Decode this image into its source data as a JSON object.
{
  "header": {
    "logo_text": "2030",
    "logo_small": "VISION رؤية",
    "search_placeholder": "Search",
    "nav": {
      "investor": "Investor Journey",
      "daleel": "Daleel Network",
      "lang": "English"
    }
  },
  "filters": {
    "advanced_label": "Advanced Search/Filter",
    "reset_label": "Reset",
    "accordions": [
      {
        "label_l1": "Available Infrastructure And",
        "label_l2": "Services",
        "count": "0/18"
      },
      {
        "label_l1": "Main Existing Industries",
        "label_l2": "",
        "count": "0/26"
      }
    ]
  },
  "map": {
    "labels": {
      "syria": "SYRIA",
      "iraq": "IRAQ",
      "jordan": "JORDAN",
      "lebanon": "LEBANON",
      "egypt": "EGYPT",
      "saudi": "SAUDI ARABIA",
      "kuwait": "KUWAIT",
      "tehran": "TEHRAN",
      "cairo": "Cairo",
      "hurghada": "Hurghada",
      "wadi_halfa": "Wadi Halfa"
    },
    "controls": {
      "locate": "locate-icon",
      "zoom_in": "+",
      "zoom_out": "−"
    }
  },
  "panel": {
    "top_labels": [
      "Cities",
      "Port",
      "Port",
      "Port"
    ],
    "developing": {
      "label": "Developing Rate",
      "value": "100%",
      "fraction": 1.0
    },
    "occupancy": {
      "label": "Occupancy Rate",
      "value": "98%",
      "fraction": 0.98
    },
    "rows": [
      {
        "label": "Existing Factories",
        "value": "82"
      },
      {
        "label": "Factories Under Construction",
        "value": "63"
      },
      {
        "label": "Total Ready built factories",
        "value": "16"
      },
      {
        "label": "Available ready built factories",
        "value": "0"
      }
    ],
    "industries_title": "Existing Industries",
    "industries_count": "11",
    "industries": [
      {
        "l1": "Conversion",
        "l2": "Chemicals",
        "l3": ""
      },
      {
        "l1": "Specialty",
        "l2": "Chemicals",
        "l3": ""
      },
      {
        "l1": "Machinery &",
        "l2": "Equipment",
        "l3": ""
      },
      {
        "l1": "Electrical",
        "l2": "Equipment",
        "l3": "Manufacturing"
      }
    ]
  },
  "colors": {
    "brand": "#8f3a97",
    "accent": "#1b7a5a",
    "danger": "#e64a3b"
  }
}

§ **Exercise**
Reproduce the records above exactly.

§ **Answer to this problem**
Decode this image into its source data as a JSON object.
{
  "header": {
    "logo_text": "2030",
    "logo_small": "VISION رؤية",
    "search_placeholder": "Search",
    "nav": {
      "investor": "Investor Journey",
      "daleel": "Daleel Network",
      "lang": "English"
    }
  },
  "filters": {
    "advanced_label": "Advanced Search/Filter",
    "reset_label": "Reset",
    "accordions": [
      {
        "label_l1": "Available Infrastructure And",
        "label_l2": "Services",
        "count": "0/18"
      },
      {
        "label_l1": "Main Existing Industries",
        "label_l2": "",
        "count": "0/26"
      }
    ]
  },
  "map": {
    "labels": {
      "syria": "SYRIA",
      "iraq": "IRAQ",
      "jordan": "JORDAN",
      "lebanon": "LEBANON",
      "egypt": "EGYPT",
      "saudi": "SAUDI ARABIA",
      "kuwait": "KUWAIT",
      "tehran": "TEHRAN",
      "cairo": "Cairo",
      "hurghada": "Hurghada",
      "wadi_halfa": "Wadi Halfa"
    },
    "controls": {
      "locate": "locate-icon",
      "zoom_in": "+",
      "zoom_out": "−"
    }
  },
  "panel": {
    "top_labels": [
      "Cities",
      "Port",
      "Port",
      "Port"
    ],
    "developing": {
      "label": "Developing Rate",
      "value": "100%",
      "fraction": 1.0
    },
    "occupancy": {
      "label": "Occupancy Rate",
      "value": "98%",
      "fraction": 0.98
    },
    "rows": [
      {
        "label": "Existing Factories",
        "value": "82"
      },
      {
        "label": "Factories Under Construction",
        "value": "63"
      },
      {
        "label": "Total Ready built factories",
        "value": "16"
      },
      {
        "label": "Available ready built factories",
        "value": "0"
      }
    ],
    "industries_title": "Existing Industries",
    "industries_count": "11",
    "industries": [
      {
        "l1": "Conversion",
        "l2": "Chemicals",
        "l3": ""
      },
      {
        "l1": "Specialty",
        "l2": "Chemicals",
        "l3": ""
      },
      {
        "l1": "Machinery &",
        "l2": "Equipment",
        "l3": ""
      },
      {
        "l1": "Electrical",
        "l2": "Equipment",
        "l3": "Manufacturing"
      }
    ]
  },
  "colors": {
    "brand": "#8f3a97",
    "accent": "#1b7a5a",
    "danger": "#e64a3b"
  }
}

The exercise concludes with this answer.